### Work to complete
Each entry below is to be given again word for word, with no pictures.

[Records]
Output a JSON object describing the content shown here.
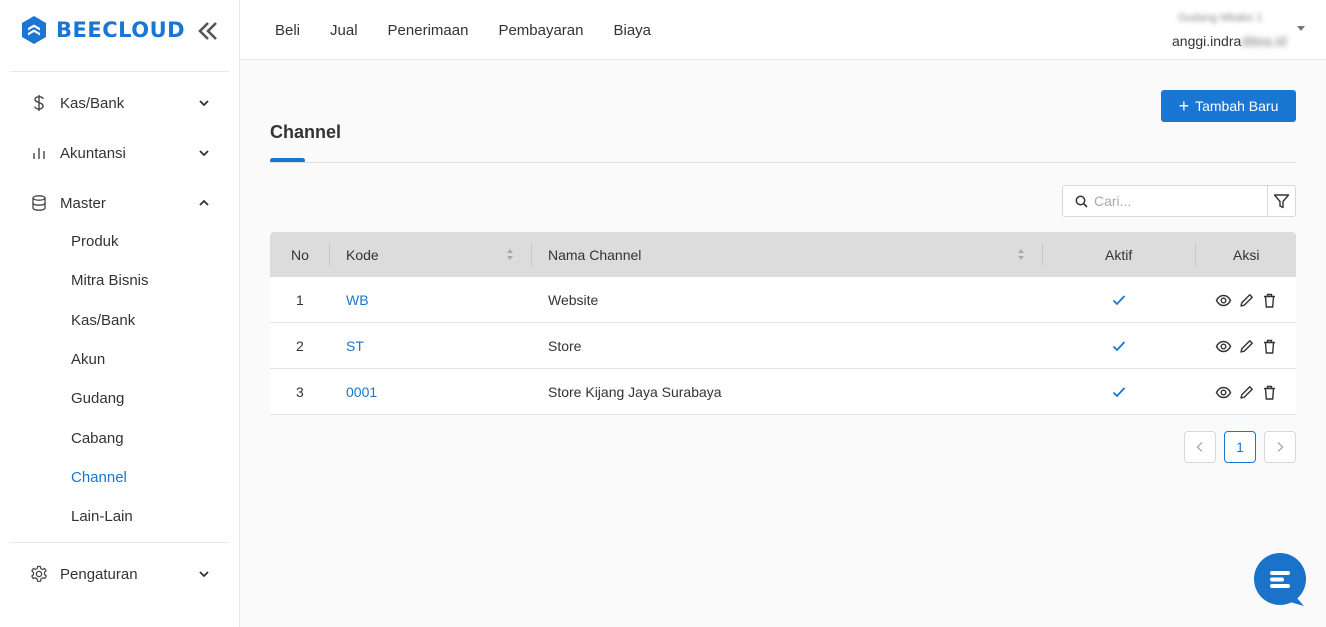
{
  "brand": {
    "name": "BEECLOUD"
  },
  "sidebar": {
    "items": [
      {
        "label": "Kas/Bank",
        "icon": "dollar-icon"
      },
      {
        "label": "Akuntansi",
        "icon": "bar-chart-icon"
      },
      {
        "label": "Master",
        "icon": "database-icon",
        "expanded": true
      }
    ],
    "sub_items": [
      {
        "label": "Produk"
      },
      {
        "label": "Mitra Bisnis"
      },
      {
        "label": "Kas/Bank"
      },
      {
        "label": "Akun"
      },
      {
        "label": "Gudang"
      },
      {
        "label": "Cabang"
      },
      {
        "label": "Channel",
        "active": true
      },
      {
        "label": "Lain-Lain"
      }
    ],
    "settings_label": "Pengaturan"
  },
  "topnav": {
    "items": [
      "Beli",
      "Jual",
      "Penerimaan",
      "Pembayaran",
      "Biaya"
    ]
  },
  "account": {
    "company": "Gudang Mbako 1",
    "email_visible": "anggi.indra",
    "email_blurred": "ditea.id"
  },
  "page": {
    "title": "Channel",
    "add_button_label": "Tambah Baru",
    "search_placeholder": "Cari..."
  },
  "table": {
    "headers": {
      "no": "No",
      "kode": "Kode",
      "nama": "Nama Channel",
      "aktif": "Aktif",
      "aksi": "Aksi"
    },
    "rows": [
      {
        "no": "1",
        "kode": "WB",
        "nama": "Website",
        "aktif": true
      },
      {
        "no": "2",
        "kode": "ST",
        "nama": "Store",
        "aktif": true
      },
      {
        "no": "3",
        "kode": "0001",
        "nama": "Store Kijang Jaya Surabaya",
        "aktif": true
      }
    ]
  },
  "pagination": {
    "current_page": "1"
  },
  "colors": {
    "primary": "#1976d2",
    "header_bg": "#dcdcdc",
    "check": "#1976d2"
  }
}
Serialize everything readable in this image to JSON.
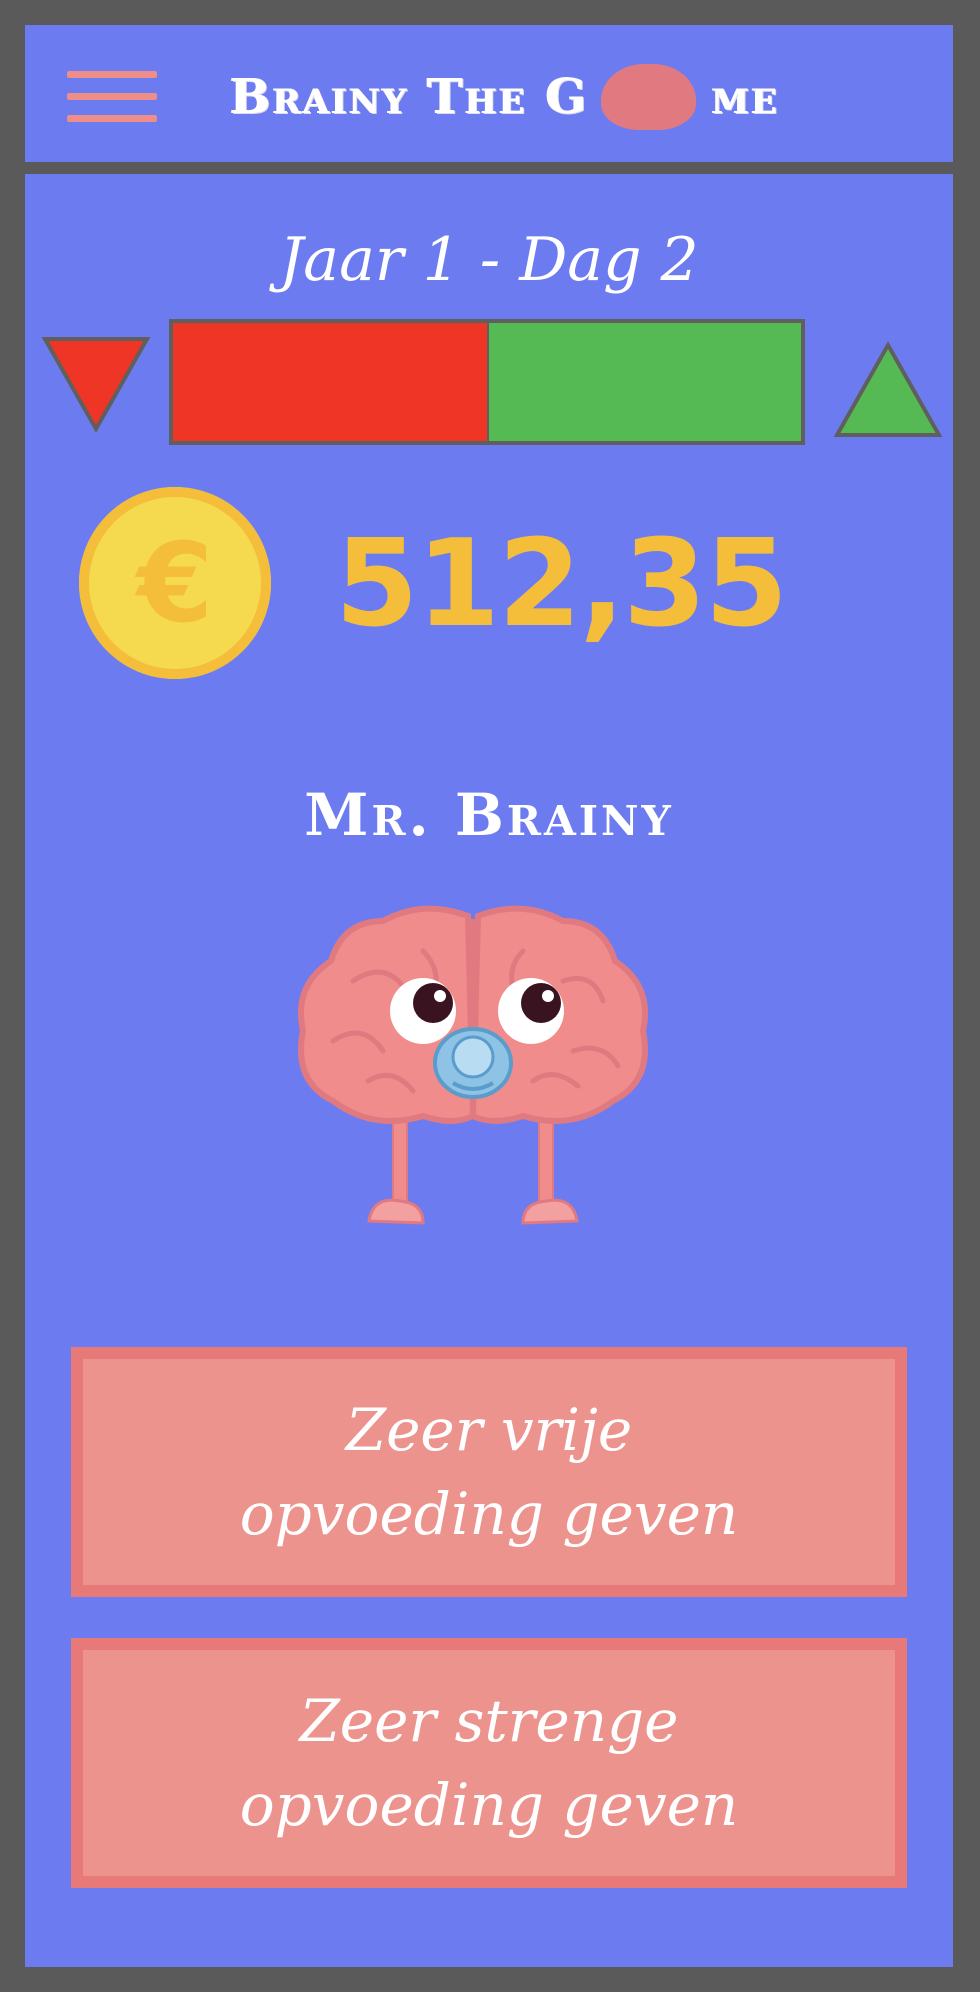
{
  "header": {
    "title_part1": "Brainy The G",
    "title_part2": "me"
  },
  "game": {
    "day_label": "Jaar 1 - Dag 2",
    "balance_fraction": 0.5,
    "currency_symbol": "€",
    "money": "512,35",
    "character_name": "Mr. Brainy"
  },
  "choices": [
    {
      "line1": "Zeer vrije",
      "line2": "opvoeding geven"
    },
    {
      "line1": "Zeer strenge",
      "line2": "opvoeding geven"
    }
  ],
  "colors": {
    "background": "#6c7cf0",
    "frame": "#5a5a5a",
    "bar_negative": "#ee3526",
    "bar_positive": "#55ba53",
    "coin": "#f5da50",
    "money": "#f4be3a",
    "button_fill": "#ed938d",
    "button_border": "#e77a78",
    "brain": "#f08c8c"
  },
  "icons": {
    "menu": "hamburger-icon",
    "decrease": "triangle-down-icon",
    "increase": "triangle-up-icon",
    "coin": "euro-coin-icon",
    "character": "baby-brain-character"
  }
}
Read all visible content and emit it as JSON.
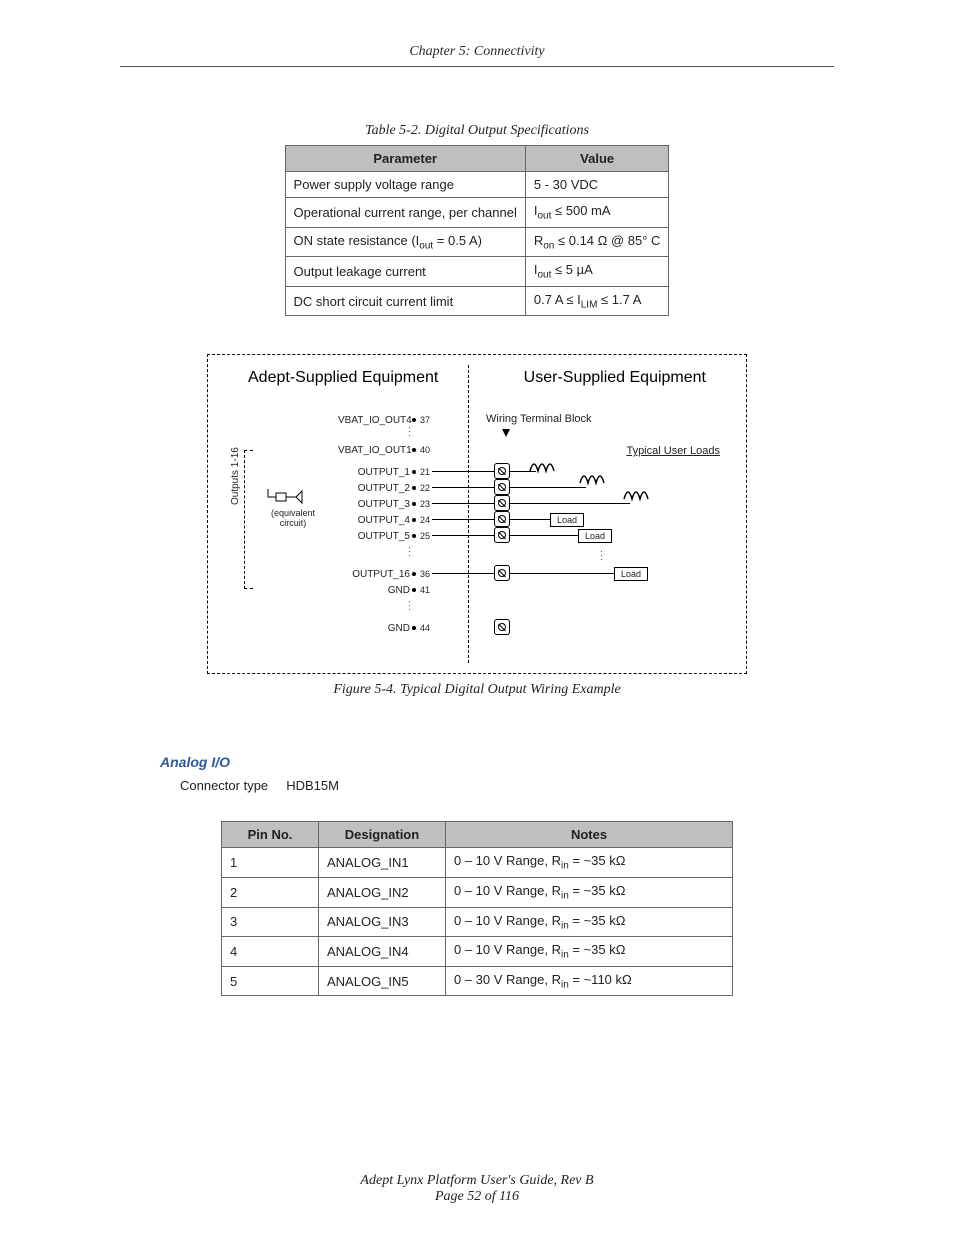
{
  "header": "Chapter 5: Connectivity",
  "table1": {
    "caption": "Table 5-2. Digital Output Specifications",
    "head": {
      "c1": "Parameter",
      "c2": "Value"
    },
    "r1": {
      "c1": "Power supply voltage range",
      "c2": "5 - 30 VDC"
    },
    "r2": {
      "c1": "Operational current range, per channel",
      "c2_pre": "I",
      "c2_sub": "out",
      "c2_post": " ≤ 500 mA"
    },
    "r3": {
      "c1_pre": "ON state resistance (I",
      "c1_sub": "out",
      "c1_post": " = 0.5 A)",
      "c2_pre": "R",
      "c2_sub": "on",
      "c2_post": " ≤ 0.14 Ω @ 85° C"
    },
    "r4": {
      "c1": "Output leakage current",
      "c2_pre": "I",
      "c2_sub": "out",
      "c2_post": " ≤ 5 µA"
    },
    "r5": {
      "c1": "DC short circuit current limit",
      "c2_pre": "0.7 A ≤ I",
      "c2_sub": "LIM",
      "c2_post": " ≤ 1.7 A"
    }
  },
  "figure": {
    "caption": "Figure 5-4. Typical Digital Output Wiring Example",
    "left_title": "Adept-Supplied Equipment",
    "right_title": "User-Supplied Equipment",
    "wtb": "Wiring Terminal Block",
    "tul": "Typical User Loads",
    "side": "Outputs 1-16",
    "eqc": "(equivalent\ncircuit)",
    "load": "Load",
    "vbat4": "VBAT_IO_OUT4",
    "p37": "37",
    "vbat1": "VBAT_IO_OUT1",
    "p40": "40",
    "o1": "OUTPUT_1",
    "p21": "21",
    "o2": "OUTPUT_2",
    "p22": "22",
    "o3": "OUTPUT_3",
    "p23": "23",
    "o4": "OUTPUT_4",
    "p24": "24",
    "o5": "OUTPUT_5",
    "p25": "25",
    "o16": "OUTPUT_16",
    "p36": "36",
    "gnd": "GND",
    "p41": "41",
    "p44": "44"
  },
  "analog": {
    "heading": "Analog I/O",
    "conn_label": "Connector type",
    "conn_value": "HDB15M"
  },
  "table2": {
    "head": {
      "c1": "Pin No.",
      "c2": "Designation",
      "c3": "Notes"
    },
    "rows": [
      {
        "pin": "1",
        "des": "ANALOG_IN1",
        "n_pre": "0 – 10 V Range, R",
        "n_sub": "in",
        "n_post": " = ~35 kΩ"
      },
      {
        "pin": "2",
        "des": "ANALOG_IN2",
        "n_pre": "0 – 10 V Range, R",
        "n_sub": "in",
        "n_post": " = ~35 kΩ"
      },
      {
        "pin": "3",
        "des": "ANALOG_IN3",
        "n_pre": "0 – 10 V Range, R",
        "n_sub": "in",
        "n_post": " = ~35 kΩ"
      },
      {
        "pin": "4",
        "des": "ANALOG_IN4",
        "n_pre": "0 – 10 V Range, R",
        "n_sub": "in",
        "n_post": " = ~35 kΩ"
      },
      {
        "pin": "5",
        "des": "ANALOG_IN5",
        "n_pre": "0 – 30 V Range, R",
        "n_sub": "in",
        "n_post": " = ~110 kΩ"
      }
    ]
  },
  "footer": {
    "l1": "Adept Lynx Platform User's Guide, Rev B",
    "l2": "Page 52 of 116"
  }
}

### Exercise solution
Output a JSON object describing the content shown here.
{
  "brand": {
    "name": "BEECLOUD"
  },
  "sidebar": {
    "items": [
      {
        "label": "Kas/Bank",
        "icon": "dollar-icon"
      },
      {
        "label": "Akuntansi",
        "icon": "bar-chart-icon"
      },
      {
        "label": "Master",
        "icon": "database-icon",
        "expanded": true
      }
    ],
    "sub_items": [
      {
        "label": "Produk"
      },
      {
        "label": "Mitra Bisnis"
      },
      {
        "label": "Kas/Bank"
      },
      {
        "label": "Akun"
      },
      {
        "label": "Gudang"
      },
      {
        "label": "Cabang"
      },
      {
        "label": "Channel",
        "active": true
      },
      {
        "label": "Lain-Lain"
      }
    ],
    "settings_label": "Pengaturan"
  },
  "topnav": {
    "items": [
      "Beli",
      "Jual",
      "Penerimaan",
      "Pembayaran",
      "Biaya"
    ]
  },
  "account": {
    "company": "Gudang Mbako 1",
    "email_visible": "anggi.indra",
    "email_blurred": "ditea.id"
  },
  "page": {
    "title": "Channel",
    "add_button_label": "Tambah Baru",
    "search_placeholder": "Cari..."
  },
  "table": {
    "headers": {
      "no": "No",
      "kode": "Kode",
      "nama": "Nama Channel",
      "aktif": "Aktif",
      "aksi": "Aksi"
    },
    "rows": [
      {
        "no": "1",
        "kode": "WB",
        "nama": "Website",
        "aktif": true
      },
      {
        "no": "2",
        "kode": "ST",
        "nama": "Store",
        "aktif": true
      },
      {
        "no": "3",
        "kode": "0001",
        "nama": "Store Kijang Jaya Surabaya",
        "aktif": true
      }
    ]
  },
  "pagination": {
    "current_page": "1"
  },
  "colors": {
    "primary": "#1976d2",
    "header_bg": "#dcdcdc",
    "check": "#1976d2"
  }
}
Serialize everything readable in this image to JSON.
{
  "header": {
    "title_part1": "Brainy The G",
    "title_part2": "me"
  },
  "game": {
    "day_label": "Jaar 1 - Dag 2",
    "balance_fraction": 0.5,
    "currency_symbol": "€",
    "money": "512,35",
    "character_name": "Mr. Brainy"
  },
  "choices": [
    {
      "line1": "Zeer vrije",
      "line2": "opvoeding geven"
    },
    {
      "line1": "Zeer strenge",
      "line2": "opvoeding geven"
    }
  ],
  "colors": {
    "background": "#6c7cf0",
    "frame": "#5a5a5a",
    "bar_negative": "#ee3526",
    "bar_positive": "#55ba53",
    "coin": "#f5da50",
    "money": "#f4be3a",
    "button_fill": "#ed938d",
    "button_border": "#e77a78",
    "brain": "#f08c8c"
  },
  "icons": {
    "menu": "hamburger-icon",
    "decrease": "triangle-down-icon",
    "increase": "triangle-up-icon",
    "coin": "euro-coin-icon",
    "character": "baby-brain-character"
  }
}
Read all visible content and emit it as JSON.
{
  "header": "Chapter 5: Connectivity",
  "table1": {
    "caption": "Table 5-2. Digital Output Specifications",
    "head": {
      "c1": "Parameter",
      "c2": "Value"
    },
    "r1": {
      "c1": "Power supply voltage range",
      "c2": "5 - 30 VDC"
    },
    "r2": {
      "c1": "Operational current range, per channel",
      "c2_pre": "I",
      "c2_sub": "out",
      "c2_post": " ≤ 500 mA"
    },
    "r3": {
      "c1_pre": "ON state resistance (I",
      "c1_sub": "out",
      "c1_post": " = 0.5 A)",
      "c2_pre": "R",
      "c2_sub": "on",
      "c2_post": " ≤ 0.14 Ω @ 85° C"
    },
    "r4": {
      "c1": "Output leakage current",
      "c2_pre": "I",
      "c2_sub": "out",
      "c2_post": " ≤ 5 µA"
    },
    "r5": {
      "c1": "DC short circuit current limit",
      "c2_pre": "0.7 A ≤ I",
      "c2_sub": "LIM",
      "c2_post": " ≤ 1.7 A"
    }
  },
  "figure": {
    "caption": "Figure 5-4. Typical Digital Output Wiring Example",
    "left_title": "Adept-Supplied Equipment",
    "right_title": "User-Supplied Equipment",
    "wtb": "Wiring Terminal Block",
    "tul": "Typical User Loads",
    "side": "Outputs 1-16",
    "eqc": "(equivalent\ncircuit)",
    "load": "Load",
    "vbat4": "VBAT_IO_OUT4",
    "p37": "37",
    "vbat1": "VBAT_IO_OUT1",
    "p40": "40",
    "o1": "OUTPUT_1",
    "p21": "21",
    "o2": "OUTPUT_2",
    "p22": "22",
    "o3": "OUTPUT_3",
    "p23": "23",
    "o4": "OUTPUT_4",
    "p24": "24",
    "o5": "OUTPUT_5",
    "p25": "25",
    "o16": "OUTPUT_16",
    "p36": "36",
    "gnd": "GND",
    "p41": "41",
    "p44": "44"
  },
  "analog": {
    "heading": "Analog I/O",
    "conn_label": "Connector type",
    "conn_value": "HDB15M"
  },
  "table2": {
    "head": {
      "c1": "Pin No.",
      "c2": "Designation",
      "c3": "Notes"
    },
    "rows": [
      {
        "pin": "1",
        "des": "ANALOG_IN1",
        "n_pre": "0 – 10 V Range, R",
        "n_sub": "in",
        "n_post": " = ~35 kΩ"
      },
      {
        "pin": "2",
        "des": "ANALOG_IN2",
        "n_pre": "0 – 10 V Range, R",
        "n_sub": "in",
        "n_post": " = ~35 kΩ"
      },
      {
        "pin": "3",
        "des": "ANALOG_IN3",
        "n_pre": "0 – 10 V Range, R",
        "n_sub": "in",
        "n_post": " = ~35 kΩ"
      },
      {
        "pin": "4",
        "des": "ANALOG_IN4",
        "n_pre": "0 – 10 V Range, R",
        "n_sub": "in",
        "n_post": " = ~35 kΩ"
      },
      {
        "pin": "5",
        "des": "ANALOG_IN5",
        "n_pre": "0 – 30 V Range, R",
        "n_sub": "in",
        "n_post": " = ~110 kΩ"
      }
    ]
  },
  "footer": {
    "l1": "Adept Lynx Platform User's Guide, Rev B",
    "l2": "Page 52 of 116"
  }
}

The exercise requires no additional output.